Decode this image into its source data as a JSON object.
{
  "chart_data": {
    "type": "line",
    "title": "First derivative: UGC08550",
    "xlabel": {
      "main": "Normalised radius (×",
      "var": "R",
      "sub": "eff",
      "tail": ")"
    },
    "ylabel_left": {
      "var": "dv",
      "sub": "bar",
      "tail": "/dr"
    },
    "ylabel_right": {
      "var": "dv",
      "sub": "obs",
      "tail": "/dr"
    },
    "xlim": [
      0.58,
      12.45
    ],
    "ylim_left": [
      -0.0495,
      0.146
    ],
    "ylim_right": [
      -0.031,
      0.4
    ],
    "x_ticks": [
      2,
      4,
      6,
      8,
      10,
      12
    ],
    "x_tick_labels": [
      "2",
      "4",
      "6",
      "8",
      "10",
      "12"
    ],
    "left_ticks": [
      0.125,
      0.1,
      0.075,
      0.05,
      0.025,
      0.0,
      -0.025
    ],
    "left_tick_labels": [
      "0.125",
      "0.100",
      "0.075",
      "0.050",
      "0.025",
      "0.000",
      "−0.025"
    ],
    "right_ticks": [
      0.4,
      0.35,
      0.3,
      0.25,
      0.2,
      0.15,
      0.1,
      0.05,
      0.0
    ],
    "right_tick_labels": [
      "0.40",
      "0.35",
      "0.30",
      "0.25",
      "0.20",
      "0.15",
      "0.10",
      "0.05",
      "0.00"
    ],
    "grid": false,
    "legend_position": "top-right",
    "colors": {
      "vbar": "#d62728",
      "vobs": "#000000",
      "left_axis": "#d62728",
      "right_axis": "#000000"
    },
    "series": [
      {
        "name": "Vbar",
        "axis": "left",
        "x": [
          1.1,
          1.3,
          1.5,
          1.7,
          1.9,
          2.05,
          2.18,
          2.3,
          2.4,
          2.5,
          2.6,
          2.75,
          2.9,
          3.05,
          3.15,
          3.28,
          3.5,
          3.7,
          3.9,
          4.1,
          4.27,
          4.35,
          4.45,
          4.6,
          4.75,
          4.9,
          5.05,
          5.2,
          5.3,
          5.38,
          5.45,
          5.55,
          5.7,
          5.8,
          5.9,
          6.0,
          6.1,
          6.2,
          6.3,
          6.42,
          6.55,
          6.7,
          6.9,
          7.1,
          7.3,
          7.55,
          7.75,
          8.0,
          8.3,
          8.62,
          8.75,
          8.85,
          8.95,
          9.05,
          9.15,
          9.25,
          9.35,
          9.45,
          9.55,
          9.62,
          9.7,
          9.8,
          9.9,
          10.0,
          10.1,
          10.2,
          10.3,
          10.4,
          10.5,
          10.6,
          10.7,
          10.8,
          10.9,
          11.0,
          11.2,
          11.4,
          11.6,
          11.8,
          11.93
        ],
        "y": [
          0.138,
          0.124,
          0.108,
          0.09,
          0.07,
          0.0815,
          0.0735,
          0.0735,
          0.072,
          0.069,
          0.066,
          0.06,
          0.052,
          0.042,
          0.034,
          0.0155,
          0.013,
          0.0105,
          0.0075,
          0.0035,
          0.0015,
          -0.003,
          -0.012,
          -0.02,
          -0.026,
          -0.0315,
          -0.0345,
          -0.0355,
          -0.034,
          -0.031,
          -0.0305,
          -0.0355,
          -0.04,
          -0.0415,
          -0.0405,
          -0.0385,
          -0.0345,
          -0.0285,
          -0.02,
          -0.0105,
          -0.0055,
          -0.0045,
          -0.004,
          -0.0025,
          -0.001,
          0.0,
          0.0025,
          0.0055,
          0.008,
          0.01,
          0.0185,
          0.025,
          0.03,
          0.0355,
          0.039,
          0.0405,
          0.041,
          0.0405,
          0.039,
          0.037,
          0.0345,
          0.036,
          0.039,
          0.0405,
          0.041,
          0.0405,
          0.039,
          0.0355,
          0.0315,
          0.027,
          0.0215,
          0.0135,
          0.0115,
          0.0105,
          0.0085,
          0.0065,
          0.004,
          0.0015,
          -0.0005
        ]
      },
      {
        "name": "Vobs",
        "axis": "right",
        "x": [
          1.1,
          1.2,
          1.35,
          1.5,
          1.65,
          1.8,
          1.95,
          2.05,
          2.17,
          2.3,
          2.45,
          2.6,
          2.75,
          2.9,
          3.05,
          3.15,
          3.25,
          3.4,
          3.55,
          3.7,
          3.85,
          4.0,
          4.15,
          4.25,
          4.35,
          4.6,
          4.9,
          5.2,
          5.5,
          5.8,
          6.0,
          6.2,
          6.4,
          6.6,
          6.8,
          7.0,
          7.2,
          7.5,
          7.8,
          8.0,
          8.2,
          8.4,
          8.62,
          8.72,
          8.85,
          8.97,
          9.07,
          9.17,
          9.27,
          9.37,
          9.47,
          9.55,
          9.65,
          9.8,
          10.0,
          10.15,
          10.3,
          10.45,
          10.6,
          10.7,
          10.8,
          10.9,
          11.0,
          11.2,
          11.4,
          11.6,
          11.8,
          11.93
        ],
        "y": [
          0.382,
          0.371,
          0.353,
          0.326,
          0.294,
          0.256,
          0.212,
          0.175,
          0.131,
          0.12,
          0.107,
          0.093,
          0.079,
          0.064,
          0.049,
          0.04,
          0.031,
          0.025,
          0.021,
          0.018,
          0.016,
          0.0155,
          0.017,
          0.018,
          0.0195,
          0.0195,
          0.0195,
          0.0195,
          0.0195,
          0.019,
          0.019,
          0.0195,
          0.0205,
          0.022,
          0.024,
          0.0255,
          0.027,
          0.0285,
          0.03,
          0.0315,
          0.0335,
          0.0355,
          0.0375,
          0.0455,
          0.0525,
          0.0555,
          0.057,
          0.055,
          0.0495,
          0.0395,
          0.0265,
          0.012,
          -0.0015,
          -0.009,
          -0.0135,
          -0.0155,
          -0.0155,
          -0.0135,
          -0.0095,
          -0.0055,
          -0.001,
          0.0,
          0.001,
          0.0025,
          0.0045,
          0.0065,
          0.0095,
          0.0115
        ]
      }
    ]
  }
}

★ ★ ★ ★ ★

Set down every line of the listing above again, exactly as given.

Decode this image into its source data as a JSON object.
{
  "chart_data": {
    "type": "line",
    "title": "First derivative: UGC08550",
    "xlabel": {
      "main": "Normalised radius (×",
      "var": "R",
      "sub": "eff",
      "tail": ")"
    },
    "ylabel_left": {
      "var": "dv",
      "sub": "bar",
      "tail": "/dr"
    },
    "ylabel_right": {
      "var": "dv",
      "sub": "obs",
      "tail": "/dr"
    },
    "xlim": [
      0.58,
      12.45
    ],
    "ylim_left": [
      -0.0495,
      0.146
    ],
    "ylim_right": [
      -0.031,
      0.4
    ],
    "x_ticks": [
      2,
      4,
      6,
      8,
      10,
      12
    ],
    "x_tick_labels": [
      "2",
      "4",
      "6",
      "8",
      "10",
      "12"
    ],
    "left_ticks": [
      0.125,
      0.1,
      0.075,
      0.05,
      0.025,
      0.0,
      -0.025
    ],
    "left_tick_labels": [
      "0.125",
      "0.100",
      "0.075",
      "0.050",
      "0.025",
      "0.000",
      "−0.025"
    ],
    "right_ticks": [
      0.4,
      0.35,
      0.3,
      0.25,
      0.2,
      0.15,
      0.1,
      0.05,
      0.0
    ],
    "right_tick_labels": [
      "0.40",
      "0.35",
      "0.30",
      "0.25",
      "0.20",
      "0.15",
      "0.10",
      "0.05",
      "0.00"
    ],
    "grid": false,
    "legend_position": "top-right",
    "colors": {
      "vbar": "#d62728",
      "vobs": "#000000",
      "left_axis": "#d62728",
      "right_axis": "#000000"
    },
    "series": [
      {
        "name": "Vbar",
        "axis": "left",
        "x": [
          1.1,
          1.3,
          1.5,
          1.7,
          1.9,
          2.05,
          2.18,
          2.3,
          2.4,
          2.5,
          2.6,
          2.75,
          2.9,
          3.05,
          3.15,
          3.28,
          3.5,
          3.7,
          3.9,
          4.1,
          4.27,
          4.35,
          4.45,
          4.6,
          4.75,
          4.9,
          5.05,
          5.2,
          5.3,
          5.38,
          5.45,
          5.55,
          5.7,
          5.8,
          5.9,
          6.0,
          6.1,
          6.2,
          6.3,
          6.42,
          6.55,
          6.7,
          6.9,
          7.1,
          7.3,
          7.55,
          7.75,
          8.0,
          8.3,
          8.62,
          8.75,
          8.85,
          8.95,
          9.05,
          9.15,
          9.25,
          9.35,
          9.45,
          9.55,
          9.62,
          9.7,
          9.8,
          9.9,
          10.0,
          10.1,
          10.2,
          10.3,
          10.4,
          10.5,
          10.6,
          10.7,
          10.8,
          10.9,
          11.0,
          11.2,
          11.4,
          11.6,
          11.8,
          11.93
        ],
        "y": [
          0.138,
          0.124,
          0.108,
          0.09,
          0.07,
          0.0815,
          0.0735,
          0.0735,
          0.072,
          0.069,
          0.066,
          0.06,
          0.052,
          0.042,
          0.034,
          0.0155,
          0.013,
          0.0105,
          0.0075,
          0.0035,
          0.0015,
          -0.003,
          -0.012,
          -0.02,
          -0.026,
          -0.0315,
          -0.0345,
          -0.0355,
          -0.034,
          -0.031,
          -0.0305,
          -0.0355,
          -0.04,
          -0.0415,
          -0.0405,
          -0.0385,
          -0.0345,
          -0.0285,
          -0.02,
          -0.0105,
          -0.0055,
          -0.0045,
          -0.004,
          -0.0025,
          -0.001,
          0.0,
          0.0025,
          0.0055,
          0.008,
          0.01,
          0.0185,
          0.025,
          0.03,
          0.0355,
          0.039,
          0.0405,
          0.041,
          0.0405,
          0.039,
          0.037,
          0.0345,
          0.036,
          0.039,
          0.0405,
          0.041,
          0.0405,
          0.039,
          0.0355,
          0.0315,
          0.027,
          0.0215,
          0.0135,
          0.0115,
          0.0105,
          0.0085,
          0.0065,
          0.004,
          0.0015,
          -0.0005
        ]
      },
      {
        "name": "Vobs",
        "axis": "right",
        "x": [
          1.1,
          1.2,
          1.35,
          1.5,
          1.65,
          1.8,
          1.95,
          2.05,
          2.17,
          2.3,
          2.45,
          2.6,
          2.75,
          2.9,
          3.05,
          3.15,
          3.25,
          3.4,
          3.55,
          3.7,
          3.85,
          4.0,
          4.15,
          4.25,
          4.35,
          4.6,
          4.9,
          5.2,
          5.5,
          5.8,
          6.0,
          6.2,
          6.4,
          6.6,
          6.8,
          7.0,
          7.2,
          7.5,
          7.8,
          8.0,
          8.2,
          8.4,
          8.62,
          8.72,
          8.85,
          8.97,
          9.07,
          9.17,
          9.27,
          9.37,
          9.47,
          9.55,
          9.65,
          9.8,
          10.0,
          10.15,
          10.3,
          10.45,
          10.6,
          10.7,
          10.8,
          10.9,
          11.0,
          11.2,
          11.4,
          11.6,
          11.8,
          11.93
        ],
        "y": [
          0.382,
          0.371,
          0.353,
          0.326,
          0.294,
          0.256,
          0.212,
          0.175,
          0.131,
          0.12,
          0.107,
          0.093,
          0.079,
          0.064,
          0.049,
          0.04,
          0.031,
          0.025,
          0.021,
          0.018,
          0.016,
          0.0155,
          0.017,
          0.018,
          0.0195,
          0.0195,
          0.0195,
          0.0195,
          0.0195,
          0.019,
          0.019,
          0.0195,
          0.0205,
          0.022,
          0.024,
          0.0255,
          0.027,
          0.0285,
          0.03,
          0.0315,
          0.0335,
          0.0355,
          0.0375,
          0.0455,
          0.0525,
          0.0555,
          0.057,
          0.055,
          0.0495,
          0.0395,
          0.0265,
          0.012,
          -0.0015,
          -0.009,
          -0.0135,
          -0.0155,
          -0.0155,
          -0.0135,
          -0.0095,
          -0.0055,
          -0.001,
          0.0,
          0.001,
          0.0025,
          0.0045,
          0.0065,
          0.0095,
          0.0115
        ]
      }
    ]
  }
}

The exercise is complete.